GOAL OF THE EXERCISE> In full and without alteration, transcribe the listing.

DATA SUPPLIED>
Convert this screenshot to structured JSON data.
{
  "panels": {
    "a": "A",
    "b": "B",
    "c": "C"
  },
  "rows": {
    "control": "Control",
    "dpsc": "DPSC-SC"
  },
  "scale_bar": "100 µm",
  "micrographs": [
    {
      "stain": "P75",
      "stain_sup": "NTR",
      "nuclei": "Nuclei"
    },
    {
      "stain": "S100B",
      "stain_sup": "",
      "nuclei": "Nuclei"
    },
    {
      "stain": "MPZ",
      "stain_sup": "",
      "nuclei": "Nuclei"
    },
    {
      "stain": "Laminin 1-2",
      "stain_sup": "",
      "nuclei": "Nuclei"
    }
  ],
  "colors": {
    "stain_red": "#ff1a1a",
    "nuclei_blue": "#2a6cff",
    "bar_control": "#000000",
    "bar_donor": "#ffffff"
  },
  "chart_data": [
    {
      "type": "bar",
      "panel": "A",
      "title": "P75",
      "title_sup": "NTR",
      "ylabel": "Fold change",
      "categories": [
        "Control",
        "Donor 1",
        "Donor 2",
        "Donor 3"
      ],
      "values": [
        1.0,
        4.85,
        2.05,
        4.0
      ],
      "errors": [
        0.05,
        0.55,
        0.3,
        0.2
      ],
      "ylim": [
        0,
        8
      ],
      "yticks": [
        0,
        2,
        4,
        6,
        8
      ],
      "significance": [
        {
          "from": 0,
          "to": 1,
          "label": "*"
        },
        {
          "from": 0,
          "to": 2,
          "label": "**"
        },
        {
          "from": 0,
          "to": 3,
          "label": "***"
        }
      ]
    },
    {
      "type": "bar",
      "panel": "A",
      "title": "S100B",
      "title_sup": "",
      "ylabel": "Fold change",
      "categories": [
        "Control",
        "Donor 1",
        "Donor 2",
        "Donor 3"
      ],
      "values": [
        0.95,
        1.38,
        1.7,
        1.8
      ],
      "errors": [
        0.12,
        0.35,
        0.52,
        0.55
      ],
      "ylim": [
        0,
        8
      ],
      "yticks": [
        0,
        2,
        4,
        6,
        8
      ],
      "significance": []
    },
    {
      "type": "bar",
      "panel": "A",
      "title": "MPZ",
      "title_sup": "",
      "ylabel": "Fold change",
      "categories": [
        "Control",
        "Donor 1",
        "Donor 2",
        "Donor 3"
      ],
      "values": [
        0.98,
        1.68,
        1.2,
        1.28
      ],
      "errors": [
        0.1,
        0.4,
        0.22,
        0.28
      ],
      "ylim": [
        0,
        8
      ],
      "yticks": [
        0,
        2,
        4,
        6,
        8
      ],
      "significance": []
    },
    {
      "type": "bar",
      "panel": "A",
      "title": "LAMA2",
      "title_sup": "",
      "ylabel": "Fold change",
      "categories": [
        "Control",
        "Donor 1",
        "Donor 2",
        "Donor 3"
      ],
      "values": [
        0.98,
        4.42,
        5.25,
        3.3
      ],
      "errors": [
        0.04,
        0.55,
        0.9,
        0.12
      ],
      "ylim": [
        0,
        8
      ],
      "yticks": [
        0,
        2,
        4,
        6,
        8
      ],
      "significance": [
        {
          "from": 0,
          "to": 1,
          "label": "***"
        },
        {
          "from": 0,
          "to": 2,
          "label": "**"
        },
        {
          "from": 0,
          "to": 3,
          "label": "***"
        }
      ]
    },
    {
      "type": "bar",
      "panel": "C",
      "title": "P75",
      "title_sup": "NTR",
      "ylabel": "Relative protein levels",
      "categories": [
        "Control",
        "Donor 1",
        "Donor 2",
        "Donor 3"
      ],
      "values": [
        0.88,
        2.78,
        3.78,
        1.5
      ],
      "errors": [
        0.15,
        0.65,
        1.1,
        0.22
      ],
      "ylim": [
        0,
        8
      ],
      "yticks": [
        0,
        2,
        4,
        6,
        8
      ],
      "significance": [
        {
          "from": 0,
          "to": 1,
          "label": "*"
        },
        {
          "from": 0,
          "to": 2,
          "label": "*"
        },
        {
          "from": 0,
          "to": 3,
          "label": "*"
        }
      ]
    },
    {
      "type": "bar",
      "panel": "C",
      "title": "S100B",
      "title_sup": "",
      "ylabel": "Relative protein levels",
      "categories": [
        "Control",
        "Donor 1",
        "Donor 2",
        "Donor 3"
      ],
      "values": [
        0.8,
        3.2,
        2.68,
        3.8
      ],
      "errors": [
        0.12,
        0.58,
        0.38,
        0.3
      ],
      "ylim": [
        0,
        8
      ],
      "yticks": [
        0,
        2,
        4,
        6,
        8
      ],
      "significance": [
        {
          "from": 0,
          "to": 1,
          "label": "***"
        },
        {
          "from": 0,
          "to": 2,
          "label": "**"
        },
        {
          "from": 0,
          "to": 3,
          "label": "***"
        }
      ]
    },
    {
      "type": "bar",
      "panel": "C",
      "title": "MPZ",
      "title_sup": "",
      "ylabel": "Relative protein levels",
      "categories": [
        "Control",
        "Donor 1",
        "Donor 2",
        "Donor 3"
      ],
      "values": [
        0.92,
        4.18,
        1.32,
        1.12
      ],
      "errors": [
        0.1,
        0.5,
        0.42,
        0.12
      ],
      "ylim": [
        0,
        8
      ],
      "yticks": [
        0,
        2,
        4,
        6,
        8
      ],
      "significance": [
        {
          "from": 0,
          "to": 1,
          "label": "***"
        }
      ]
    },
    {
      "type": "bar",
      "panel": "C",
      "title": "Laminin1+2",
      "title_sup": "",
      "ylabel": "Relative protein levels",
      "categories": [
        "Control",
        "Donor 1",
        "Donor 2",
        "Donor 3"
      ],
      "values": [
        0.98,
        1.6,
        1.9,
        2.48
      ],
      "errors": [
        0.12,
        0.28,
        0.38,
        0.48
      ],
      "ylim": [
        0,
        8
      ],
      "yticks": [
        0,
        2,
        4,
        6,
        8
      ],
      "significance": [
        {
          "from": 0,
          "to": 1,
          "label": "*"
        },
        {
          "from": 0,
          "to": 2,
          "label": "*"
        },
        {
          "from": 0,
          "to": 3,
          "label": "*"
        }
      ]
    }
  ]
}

OUTPUT BELOW>
Convert this screenshot to structured JSON data.
{
  "panels": {
    "a": "A",
    "b": "B",
    "c": "C"
  },
  "rows": {
    "control": "Control",
    "dpsc": "DPSC-SC"
  },
  "scale_bar": "100 µm",
  "micrographs": [
    {
      "stain": "P75",
      "stain_sup": "NTR",
      "nuclei": "Nuclei"
    },
    {
      "stain": "S100B",
      "stain_sup": "",
      "nuclei": "Nuclei"
    },
    {
      "stain": "MPZ",
      "stain_sup": "",
      "nuclei": "Nuclei"
    },
    {
      "stain": "Laminin 1-2",
      "stain_sup": "",
      "nuclei": "Nuclei"
    }
  ],
  "colors": {
    "stain_red": "#ff1a1a",
    "nuclei_blue": "#2a6cff",
    "bar_control": "#000000",
    "bar_donor": "#ffffff"
  },
  "chart_data": [
    {
      "type": "bar",
      "panel": "A",
      "title": "P75",
      "title_sup": "NTR",
      "ylabel": "Fold change",
      "categories": [
        "Control",
        "Donor 1",
        "Donor 2",
        "Donor 3"
      ],
      "values": [
        1.0,
        4.85,
        2.05,
        4.0
      ],
      "errors": [
        0.05,
        0.55,
        0.3,
        0.2
      ],
      "ylim": [
        0,
        8
      ],
      "yticks": [
        0,
        2,
        4,
        6,
        8
      ],
      "significance": [
        {
          "from": 0,
          "to": 1,
          "label": "*"
        },
        {
          "from": 0,
          "to": 2,
          "label": "**"
        },
        {
          "from": 0,
          "to": 3,
          "label": "***"
        }
      ]
    },
    {
      "type": "bar",
      "panel": "A",
      "title": "S100B",
      "title_sup": "",
      "ylabel": "Fold change",
      "categories": [
        "Control",
        "Donor 1",
        "Donor 2",
        "Donor 3"
      ],
      "values": [
        0.95,
        1.38,
        1.7,
        1.8
      ],
      "errors": [
        0.12,
        0.35,
        0.52,
        0.55
      ],
      "ylim": [
        0,
        8
      ],
      "yticks": [
        0,
        2,
        4,
        6,
        8
      ],
      "significance": []
    },
    {
      "type": "bar",
      "panel": "A",
      "title": "MPZ",
      "title_sup": "",
      "ylabel": "Fold change",
      "categories": [
        "Control",
        "Donor 1",
        "Donor 2",
        "Donor 3"
      ],
      "values": [
        0.98,
        1.68,
        1.2,
        1.28
      ],
      "errors": [
        0.1,
        0.4,
        0.22,
        0.28
      ],
      "ylim": [
        0,
        8
      ],
      "yticks": [
        0,
        2,
        4,
        6,
        8
      ],
      "significance": []
    },
    {
      "type": "bar",
      "panel": "A",
      "title": "LAMA2",
      "title_sup": "",
      "ylabel": "Fold change",
      "categories": [
        "Control",
        "Donor 1",
        "Donor 2",
        "Donor 3"
      ],
      "values": [
        0.98,
        4.42,
        5.25,
        3.3
      ],
      "errors": [
        0.04,
        0.55,
        0.9,
        0.12
      ],
      "ylim": [
        0,
        8
      ],
      "yticks": [
        0,
        2,
        4,
        6,
        8
      ],
      "significance": [
        {
          "from": 0,
          "to": 1,
          "label": "***"
        },
        {
          "from": 0,
          "to": 2,
          "label": "**"
        },
        {
          "from": 0,
          "to": 3,
          "label": "***"
        }
      ]
    },
    {
      "type": "bar",
      "panel": "C",
      "title": "P75",
      "title_sup": "NTR",
      "ylabel": "Relative protein levels",
      "categories": [
        "Control",
        "Donor 1",
        "Donor 2",
        "Donor 3"
      ],
      "values": [
        0.88,
        2.78,
        3.78,
        1.5
      ],
      "errors": [
        0.15,
        0.65,
        1.1,
        0.22
      ],
      "ylim": [
        0,
        8
      ],
      "yticks": [
        0,
        2,
        4,
        6,
        8
      ],
      "significance": [
        {
          "from": 0,
          "to": 1,
          "label": "*"
        },
        {
          "from": 0,
          "to": 2,
          "label": "*"
        },
        {
          "from": 0,
          "to": 3,
          "label": "*"
        }
      ]
    },
    {
      "type": "bar",
      "panel": "C",
      "title": "S100B",
      "title_sup": "",
      "ylabel": "Relative protein levels",
      "categories": [
        "Control",
        "Donor 1",
        "Donor 2",
        "Donor 3"
      ],
      "values": [
        0.8,
        3.2,
        2.68,
        3.8
      ],
      "errors": [
        0.12,
        0.58,
        0.38,
        0.3
      ],
      "ylim": [
        0,
        8
      ],
      "yticks": [
        0,
        2,
        4,
        6,
        8
      ],
      "significance": [
        {
          "from": 0,
          "to": 1,
          "label": "***"
        },
        {
          "from": 0,
          "to": 2,
          "label": "**"
        },
        {
          "from": 0,
          "to": 3,
          "label": "***"
        }
      ]
    },
    {
      "type": "bar",
      "panel": "C",
      "title": "MPZ",
      "title_sup": "",
      "ylabel": "Relative protein levels",
      "categories": [
        "Control",
        "Donor 1",
        "Donor 2",
        "Donor 3"
      ],
      "values": [
        0.92,
        4.18,
        1.32,
        1.12
      ],
      "errors": [
        0.1,
        0.5,
        0.42,
        0.12
      ],
      "ylim": [
        0,
        8
      ],
      "yticks": [
        0,
        2,
        4,
        6,
        8
      ],
      "significance": [
        {
          "from": 0,
          "to": 1,
          "label": "***"
        }
      ]
    },
    {
      "type": "bar",
      "panel": "C",
      "title": "Laminin1+2",
      "title_sup": "",
      "ylabel": "Relative protein levels",
      "categories": [
        "Control",
        "Donor 1",
        "Donor 2",
        "Donor 3"
      ],
      "values": [
        0.98,
        1.6,
        1.9,
        2.48
      ],
      "errors": [
        0.12,
        0.28,
        0.38,
        0.48
      ],
      "ylim": [
        0,
        8
      ],
      "yticks": [
        0,
        2,
        4,
        6,
        8
      ],
      "significance": [
        {
          "from": 0,
          "to": 1,
          "label": "*"
        },
        {
          "from": 0,
          "to": 2,
          "label": "*"
        },
        {
          "from": 0,
          "to": 3,
          "label": "*"
        }
      ]
    }
  ]
}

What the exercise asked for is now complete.